#### WRITTEN TASK:
Reproduce the material in full, exactly as written.

#### DATA SUPPLIED:
----------------

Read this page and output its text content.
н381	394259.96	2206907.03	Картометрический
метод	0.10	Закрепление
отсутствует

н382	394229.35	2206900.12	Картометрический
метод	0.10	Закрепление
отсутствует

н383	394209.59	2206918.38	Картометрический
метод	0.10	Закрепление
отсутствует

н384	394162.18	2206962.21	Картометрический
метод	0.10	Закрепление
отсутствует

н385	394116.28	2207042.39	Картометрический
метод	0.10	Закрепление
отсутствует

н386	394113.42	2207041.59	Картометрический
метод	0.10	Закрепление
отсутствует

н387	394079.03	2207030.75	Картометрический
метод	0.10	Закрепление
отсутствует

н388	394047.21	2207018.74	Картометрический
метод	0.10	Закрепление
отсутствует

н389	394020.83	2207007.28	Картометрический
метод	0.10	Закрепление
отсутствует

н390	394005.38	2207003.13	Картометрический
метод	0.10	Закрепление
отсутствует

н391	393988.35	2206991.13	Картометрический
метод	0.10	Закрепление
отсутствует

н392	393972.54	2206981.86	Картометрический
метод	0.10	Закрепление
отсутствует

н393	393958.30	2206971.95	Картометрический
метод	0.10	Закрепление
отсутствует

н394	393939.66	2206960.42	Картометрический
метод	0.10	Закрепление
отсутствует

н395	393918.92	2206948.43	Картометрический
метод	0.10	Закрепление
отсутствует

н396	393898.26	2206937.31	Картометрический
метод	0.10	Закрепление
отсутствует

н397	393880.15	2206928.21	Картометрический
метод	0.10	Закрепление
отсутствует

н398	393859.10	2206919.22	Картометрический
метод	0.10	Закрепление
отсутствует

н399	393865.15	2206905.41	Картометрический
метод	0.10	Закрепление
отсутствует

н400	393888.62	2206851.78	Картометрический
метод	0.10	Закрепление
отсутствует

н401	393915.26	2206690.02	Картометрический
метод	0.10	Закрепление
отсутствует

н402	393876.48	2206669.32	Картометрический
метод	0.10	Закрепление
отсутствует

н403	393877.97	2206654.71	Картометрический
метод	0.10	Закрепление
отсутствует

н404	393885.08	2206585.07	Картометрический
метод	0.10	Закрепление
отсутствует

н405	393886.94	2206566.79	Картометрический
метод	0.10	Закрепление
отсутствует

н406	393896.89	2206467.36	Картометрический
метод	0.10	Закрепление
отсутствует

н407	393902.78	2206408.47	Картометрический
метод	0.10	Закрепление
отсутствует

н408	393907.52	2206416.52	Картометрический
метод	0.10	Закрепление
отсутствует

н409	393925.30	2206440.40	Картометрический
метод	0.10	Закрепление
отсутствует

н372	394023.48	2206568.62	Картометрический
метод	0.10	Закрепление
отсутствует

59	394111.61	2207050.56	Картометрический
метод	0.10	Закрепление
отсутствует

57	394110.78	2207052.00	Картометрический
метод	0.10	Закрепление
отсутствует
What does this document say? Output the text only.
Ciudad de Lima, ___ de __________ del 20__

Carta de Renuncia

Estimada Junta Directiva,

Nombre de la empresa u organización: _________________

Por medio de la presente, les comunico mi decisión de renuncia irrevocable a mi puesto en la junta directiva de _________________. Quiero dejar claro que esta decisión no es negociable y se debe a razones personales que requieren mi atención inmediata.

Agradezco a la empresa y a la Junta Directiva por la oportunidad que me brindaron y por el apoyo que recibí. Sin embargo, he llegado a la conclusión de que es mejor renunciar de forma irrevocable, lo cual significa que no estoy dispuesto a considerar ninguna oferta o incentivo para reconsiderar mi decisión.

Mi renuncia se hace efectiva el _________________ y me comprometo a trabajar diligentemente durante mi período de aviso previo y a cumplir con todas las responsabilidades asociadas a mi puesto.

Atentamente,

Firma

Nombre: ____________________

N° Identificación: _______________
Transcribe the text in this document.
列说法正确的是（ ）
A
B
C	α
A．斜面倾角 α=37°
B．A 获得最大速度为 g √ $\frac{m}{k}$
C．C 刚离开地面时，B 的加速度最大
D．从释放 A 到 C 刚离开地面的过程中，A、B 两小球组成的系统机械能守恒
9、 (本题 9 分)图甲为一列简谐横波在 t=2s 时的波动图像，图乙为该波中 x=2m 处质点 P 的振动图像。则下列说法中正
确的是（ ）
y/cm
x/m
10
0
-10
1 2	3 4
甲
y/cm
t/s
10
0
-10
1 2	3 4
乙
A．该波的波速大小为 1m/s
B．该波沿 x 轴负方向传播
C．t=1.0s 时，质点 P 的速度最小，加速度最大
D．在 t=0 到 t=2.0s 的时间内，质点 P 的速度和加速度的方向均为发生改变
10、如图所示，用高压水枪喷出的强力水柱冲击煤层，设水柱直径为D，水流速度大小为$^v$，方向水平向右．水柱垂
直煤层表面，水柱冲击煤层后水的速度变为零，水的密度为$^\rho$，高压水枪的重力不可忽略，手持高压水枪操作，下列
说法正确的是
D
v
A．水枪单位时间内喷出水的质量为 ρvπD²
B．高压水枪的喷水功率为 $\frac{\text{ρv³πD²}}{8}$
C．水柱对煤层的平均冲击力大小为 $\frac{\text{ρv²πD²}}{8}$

----------------

#### THE RESULT:
Read this page and output its text content.
н381	394259.96	2206907.03	Картометрический
метод	0.10	Закрепление
отсутствует

н382	394229.35	2206900.12	Картометрический
метод	0.10	Закрепление
отсутствует

н383	394209.59	2206918.38	Картометрический
метод	0.10	Закрепление
отсутствует

н384	394162.18	2206962.21	Картометрический
метод	0.10	Закрепление
отсутствует

н385	394116.28	2207042.39	Картометрический
метод	0.10	Закрепление
отсутствует

н386	394113.42	2207041.59	Картометрический
метод	0.10	Закрепление
отсутствует

н387	394079.03	2207030.75	Картометрический
метод	0.10	Закрепление
отсутствует

н388	394047.21	2207018.74	Картометрический
метод	0.10	Закрепление
отсутствует

н389	394020.83	2207007.28	Картометрический
метод	0.10	Закрепление
отсутствует

н390	394005.38	2207003.13	Картометрический
метод	0.10	Закрепление
отсутствует

н391	393988.35	2206991.13	Картометрический
метод	0.10	Закрепление
отсутствует

н392	393972.54	2206981.86	Картометрический
метод	0.10	Закрепление
отсутствует

н393	393958.30	2206971.95	Картометрический
метод	0.10	Закрепление
отсутствует

н394	393939.66	2206960.42	Картометрический
метод	0.10	Закрепление
отсутствует

н395	393918.92	2206948.43	Картометрический
метод	0.10	Закрепление
отсутствует

н396	393898.26	2206937.31	Картометрический
метод	0.10	Закрепление
отсутствует

н397	393880.15	2206928.21	Картометрический
метод	0.10	Закрепление
отсутствует

н398	393859.10	2206919.22	Картометрический
метод	0.10	Закрепление
отсутствует

н399	393865.15	2206905.41	Картометрический
метод	0.10	Закрепление
отсутствует

н400	393888.62	2206851.78	Картометрический
метод	0.10	Закрепление
отсутствует

н401	393915.26	2206690.02	Картометрический
метод	0.10	Закрепление
отсутствует

н402	393876.48	2206669.32	Картометрический
метод	0.10	Закрепление
отсутствует

н403	393877.97	2206654.71	Картометрический
метод	0.10	Закрепление
отсутствует

н404	393885.08	2206585.07	Картометрический
метод	0.10	Закрепление
отсутствует

н405	393886.94	2206566.79	Картометрический
метод	0.10	Закрепление
отсутствует

н406	393896.89	2206467.36	Картометрический
метод	0.10	Закрепление
отсутствует

н407	393902.78	2206408.47	Картометрический
метод	0.10	Закрепление
отсутствует

н408	393907.52	2206416.52	Картометрический
метод	0.10	Закрепление
отсутствует

н409	393925.30	2206440.40	Картометрический
метод	0.10	Закрепление
отсутствует

н372	394023.48	2206568.62	Картометрический
метод	0.10	Закрепление
отсутствует

59	394111.61	2207050.56	Картометрический
метод	0.10	Закрепление
отсутствует

57	394110.78	2207052.00	Картометрический
метод	0.10	Закрепление
отсутствует
What does this document say? Output the text only.
Ciudad de Lima, ___ de __________ del 20__

Carta de Renuncia

Estimada Junta Directiva,

Nombre de la empresa u organización: _________________

Por medio de la presente, les comunico mi decisión de renuncia irrevocable a mi puesto en la junta directiva de _________________. Quiero dejar claro que esta decisión no es negociable y se debe a razones personales que requieren mi atención inmediata.

Agradezco a la empresa y a la Junta Directiva por la oportunidad que me brindaron y por el apoyo que recibí. Sin embargo, he llegado a la conclusión de que es mejor renunciar de forma irrevocable, lo cual significa que no estoy dispuesto a considerar ninguna oferta o incentivo para reconsiderar mi decisión.

Mi renuncia se hace efectiva el _________________ y me comprometo a trabajar diligentemente durante mi período de aviso previo y a cumplir con todas las responsabilidades asociadas a mi puesto.

Atentamente,

Firma

Nombre: ____________________

N° Identificación: _______________
Transcribe the text in this document.
列说法正确的是（ ）
A
B
C	α
A．斜面倾角 α=37°
B．A 获得最大速度为 g √ $\frac{m}{k}$
C．C 刚离开地面时，B 的加速度最大
D．从释放 A 到 C 刚离开地面的过程中，A、B 两小球组成的系统机械能守恒
9、 (本题 9 分)图甲为一列简谐横波在 t=2s 时的波动图像，图乙为该波中 x=2m 处质点 P 的振动图像。则下列说法中正
确的是（ ）
y/cm
x/m
10
0
-10
1 2	3 4
甲
y/cm
t/s
10
0
-10
1 2	3 4
乙
A．该波的波速大小为 1m/s
B．该波沿 x 轴负方向传播
C．t=1.0s 时，质点 P 的速度最小，加速度最大
D．在 t=0 到 t=2.0s 的时间内，质点 P 的速度和加速度的方向均为发生改变
10、如图所示，用高压水枪喷出的强力水柱冲击煤层，设水柱直径为D，水流速度大小为$^v$，方向水平向右．水柱垂
直煤层表面，水柱冲击煤层后水的速度变为零，水的密度为$^\rho$，高压水枪的重力不可忽略，手持高压水枪操作，下列
说法正确的是
D
v
A．水枪单位时间内喷出水的质量为 ρvπD²
B．高压水枪的喷水功率为 $\frac{\text{ρv³πD²}}{8}$
C．水柱对煤层的平均冲击力大小为 $\frac{\text{ρv²πD²}}{8}$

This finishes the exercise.